- Your objective -
Print the entries that appear below, exactly as written and without their pictures.

──────── Entries supplied

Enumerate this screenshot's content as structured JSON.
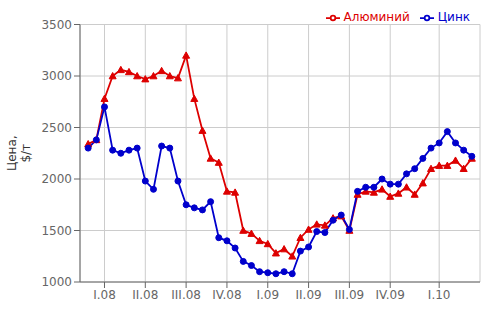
{
  "chart_data": {
    "type": "line",
    "ylabel": "Цена,\n$/т",
    "x": [
      0,
      1,
      2,
      3,
      4,
      5,
      6,
      7,
      8,
      9,
      10,
      11,
      12,
      13,
      14,
      15,
      16,
      17,
      18,
      19,
      20,
      21,
      22,
      23,
      24,
      25,
      26,
      27,
      28,
      29,
      30,
      31,
      32,
      33,
      34,
      35,
      36,
      37,
      38,
      39,
      40,
      41,
      42,
      43,
      44,
      45,
      46,
      47
    ],
    "series": [
      {
        "name": "Алюминий",
        "color": "#dd0000",
        "marker": "triangle",
        "values": [
          2340,
          2380,
          2780,
          3000,
          3060,
          3040,
          3000,
          2970,
          3000,
          3050,
          3000,
          2980,
          3200,
          2780,
          2470,
          2200,
          2160,
          1880,
          1870,
          1500,
          1470,
          1400,
          1370,
          1280,
          1320,
          1250,
          1430,
          1510,
          1560,
          1550,
          1620,
          1640,
          1500,
          1850,
          1880,
          1870,
          1900,
          1830,
          1860,
          1920,
          1850,
          1960,
          2100,
          2130,
          2130,
          2180,
          2100,
          2200
        ]
      },
      {
        "name": "Цинк",
        "color": "#0000cc",
        "marker": "circle",
        "values": [
          2300,
          2380,
          2700,
          2280,
          2250,
          2280,
          2300,
          1980,
          1900,
          2320,
          2300,
          1980,
          1750,
          1720,
          1700,
          1780,
          1430,
          1400,
          1330,
          1200,
          1160,
          1100,
          1090,
          1080,
          1100,
          1080,
          1300,
          1340,
          1490,
          1480,
          1600,
          1650,
          1510,
          1880,
          1920,
          1920,
          2000,
          1950,
          1950,
          2050,
          2100,
          2200,
          2300,
          2350,
          2460,
          2350,
          2280,
          2220
        ]
      }
    ],
    "xlim": [
      -1,
      48
    ],
    "xticks": [
      {
        "value": 2,
        "label": "I.08"
      },
      {
        "value": 7,
        "label": "II.08"
      },
      {
        "value": 12,
        "label": "III.08"
      },
      {
        "value": 17,
        "label": "IV.08"
      },
      {
        "value": 22,
        "label": "I.09"
      },
      {
        "value": 27,
        "label": "II.09"
      },
      {
        "value": 32,
        "label": "III.09"
      },
      {
        "value": 37,
        "label": "IV.09"
      },
      {
        "value": 43,
        "label": "I.10"
      }
    ],
    "ylim": [
      1000,
      3500
    ],
    "yticks": [
      1000,
      1500,
      2000,
      2500,
      3000,
      3500
    ],
    "grid": true,
    "legend": "upper right"
  }
}
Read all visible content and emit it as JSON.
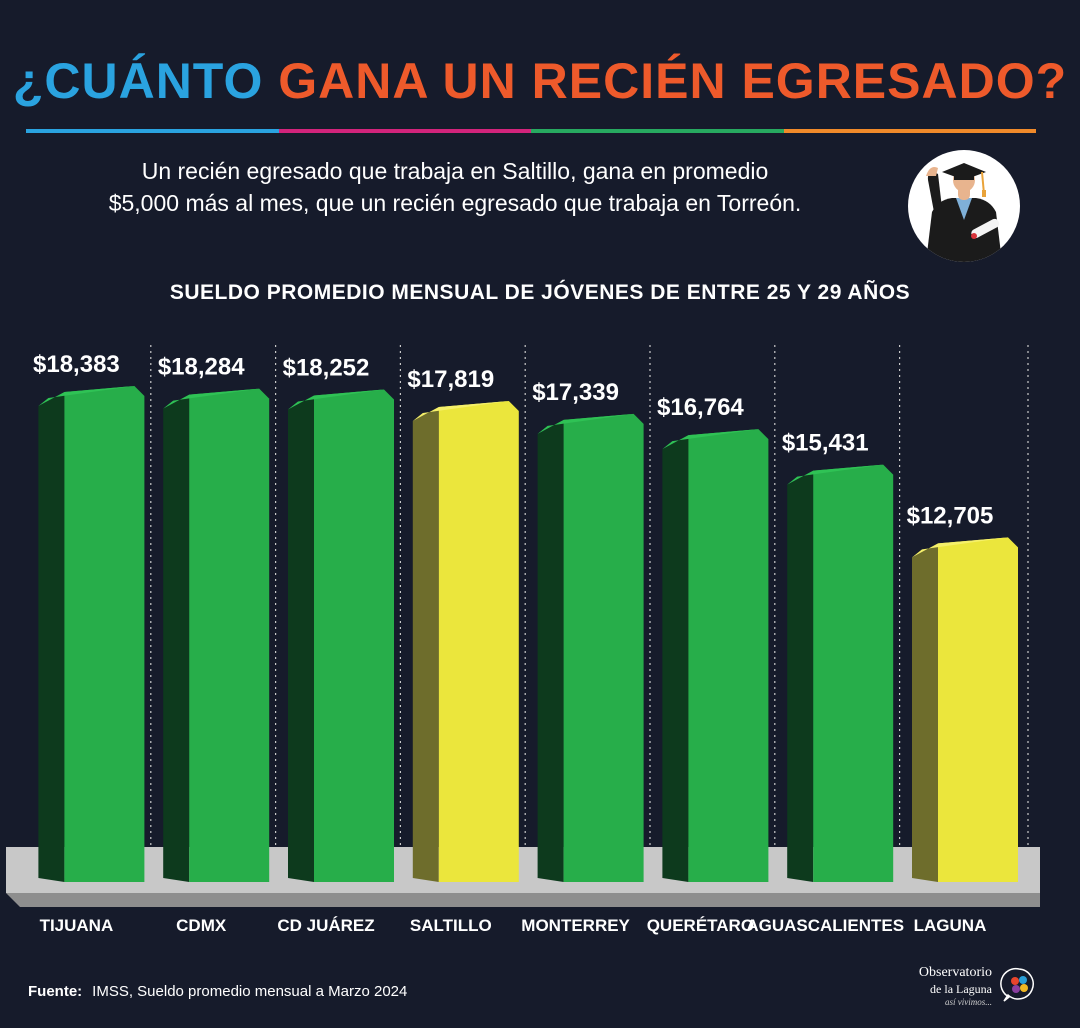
{
  "header": {
    "title_part1": "¿CUÁNTO",
    "title_part2": "GANA UN",
    "title_part3": "RECIÉN EGRESADO?"
  },
  "intro": {
    "line1": "Un recién egresado que trabaja en Saltillo, gana en promedio",
    "line2": "$5,000 más al mes, que un recién egresado que trabaja en Torreón."
  },
  "colors": {
    "title_blue": "#2aa3e0",
    "title_orange": "#ee5a2b",
    "rule": [
      "#2aa3e0",
      "#d2247c",
      "#27a960",
      "#f08a2a"
    ],
    "bar_green": "#27ae4a",
    "bar_yellow": "#ebe63c",
    "background": "#161b2b"
  },
  "chart_data": {
    "type": "bar",
    "title": "SUELDO PROMEDIO MENSUAL DE JÓVENES DE ENTRE 25 Y 29 AÑOS",
    "categories": [
      "TIJUANA",
      "CDMX",
      "CD JUÁREZ",
      "SALTILLO",
      "MONTERREY",
      "QUERÉTARO",
      "AGUASCALIENTES",
      "LAGUNA"
    ],
    "values": [
      18383,
      18284,
      18252,
      17819,
      17339,
      16764,
      15431,
      12705
    ],
    "data_labels": [
      "$18,383",
      "$18,284",
      "$18,252",
      "$17,819",
      "$17,339",
      "$16,764",
      "$15,431",
      "$12,705"
    ],
    "highlighted": [
      "SALTILLO",
      "LAGUNA"
    ],
    "xlabel": "",
    "ylabel": "",
    "grid": false
  },
  "footer": {
    "source_label": "Fuente:",
    "source_text": "IMSS, Sueldo promedio mensual a Marzo 2024",
    "logo_line1": "Observatorio",
    "logo_line2": "de la Laguna",
    "logo_line3": "así vivimos..."
  }
}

────────────────

- Reply -
Enumerate this screenshot's content as structured JSON.
{
  "chart_data": {
    "type": "line",
    "ylabel": "Цена,\n$/т",
    "x": [
      0,
      1,
      2,
      3,
      4,
      5,
      6,
      7,
      8,
      9,
      10,
      11,
      12,
      13,
      14,
      15,
      16,
      17,
      18,
      19,
      20,
      21,
      22,
      23,
      24,
      25,
      26,
      27,
      28,
      29,
      30,
      31,
      32,
      33,
      34,
      35,
      36,
      37,
      38,
      39,
      40,
      41,
      42,
      43,
      44,
      45,
      46,
      47
    ],
    "series": [
      {
        "name": "Алюминий",
        "color": "#dd0000",
        "marker": "triangle",
        "values": [
          2340,
          2380,
          2780,
          3000,
          3060,
          3040,
          3000,
          2970,
          3000,
          3050,
          3000,
          2980,
          3200,
          2780,
          2470,
          2200,
          2160,
          1880,
          1870,
          1500,
          1470,
          1400,
          1370,
          1280,
          1320,
          1250,
          1430,
          1510,
          1560,
          1550,
          1620,
          1640,
          1500,
          1850,
          1880,
          1870,
          1900,
          1830,
          1860,
          1920,
          1850,
          1960,
          2100,
          2130,
          2130,
          2180,
          2100,
          2200
        ]
      },
      {
        "name": "Цинк",
        "color": "#0000cc",
        "marker": "circle",
        "values": [
          2300,
          2380,
          2700,
          2280,
          2250,
          2280,
          2300,
          1980,
          1900,
          2320,
          2300,
          1980,
          1750,
          1720,
          1700,
          1780,
          1430,
          1400,
          1330,
          1200,
          1160,
          1100,
          1090,
          1080,
          1100,
          1080,
          1300,
          1340,
          1490,
          1480,
          1600,
          1650,
          1510,
          1880,
          1920,
          1920,
          2000,
          1950,
          1950,
          2050,
          2100,
          2200,
          2300,
          2350,
          2460,
          2350,
          2280,
          2220
        ]
      }
    ],
    "xlim": [
      -1,
      48
    ],
    "xticks": [
      {
        "value": 2,
        "label": "I.08"
      },
      {
        "value": 7,
        "label": "II.08"
      },
      {
        "value": 12,
        "label": "III.08"
      },
      {
        "value": 17,
        "label": "IV.08"
      },
      {
        "value": 22,
        "label": "I.09"
      },
      {
        "value": 27,
        "label": "II.09"
      },
      {
        "value": 32,
        "label": "III.09"
      },
      {
        "value": 37,
        "label": "IV.09"
      },
      {
        "value": 43,
        "label": "I.10"
      }
    ],
    "ylim": [
      1000,
      3500
    ],
    "yticks": [
      1000,
      1500,
      2000,
      2500,
      3000,
      3500
    ],
    "grid": true,
    "legend": "upper right"
  }
}
Read all visible content and emit it as JSON.
{
  "header": {
    "title_part1": "¿CUÁNTO",
    "title_part2": "GANA UN",
    "title_part3": "RECIÉN EGRESADO?"
  },
  "intro": {
    "line1": "Un recién egresado que trabaja en Saltillo, gana en promedio",
    "line2": "$5,000 más al mes, que un recién egresado que trabaja en Torreón."
  },
  "colors": {
    "title_blue": "#2aa3e0",
    "title_orange": "#ee5a2b",
    "rule": [
      "#2aa3e0",
      "#d2247c",
      "#27a960",
      "#f08a2a"
    ],
    "bar_green": "#27ae4a",
    "bar_yellow": "#ebe63c",
    "background": "#161b2b"
  },
  "chart_data": {
    "type": "bar",
    "title": "SUELDO PROMEDIO MENSUAL DE JÓVENES DE ENTRE 25 Y 29 AÑOS",
    "categories": [
      "TIJUANA",
      "CDMX",
      "CD JUÁREZ",
      "SALTILLO",
      "MONTERREY",
      "QUERÉTARO",
      "AGUASCALIENTES",
      "LAGUNA"
    ],
    "values": [
      18383,
      18284,
      18252,
      17819,
      17339,
      16764,
      15431,
      12705
    ],
    "data_labels": [
      "$18,383",
      "$18,284",
      "$18,252",
      "$17,819",
      "$17,339",
      "$16,764",
      "$15,431",
      "$12,705"
    ],
    "highlighted": [
      "SALTILLO",
      "LAGUNA"
    ],
    "xlabel": "",
    "ylabel": "",
    "grid": false
  },
  "footer": {
    "source_label": "Fuente:",
    "source_text": "IMSS, Sueldo promedio mensual a Marzo 2024",
    "logo_line1": "Observatorio",
    "logo_line2": "de la Laguna",
    "logo_line3": "así vivimos..."
  }
}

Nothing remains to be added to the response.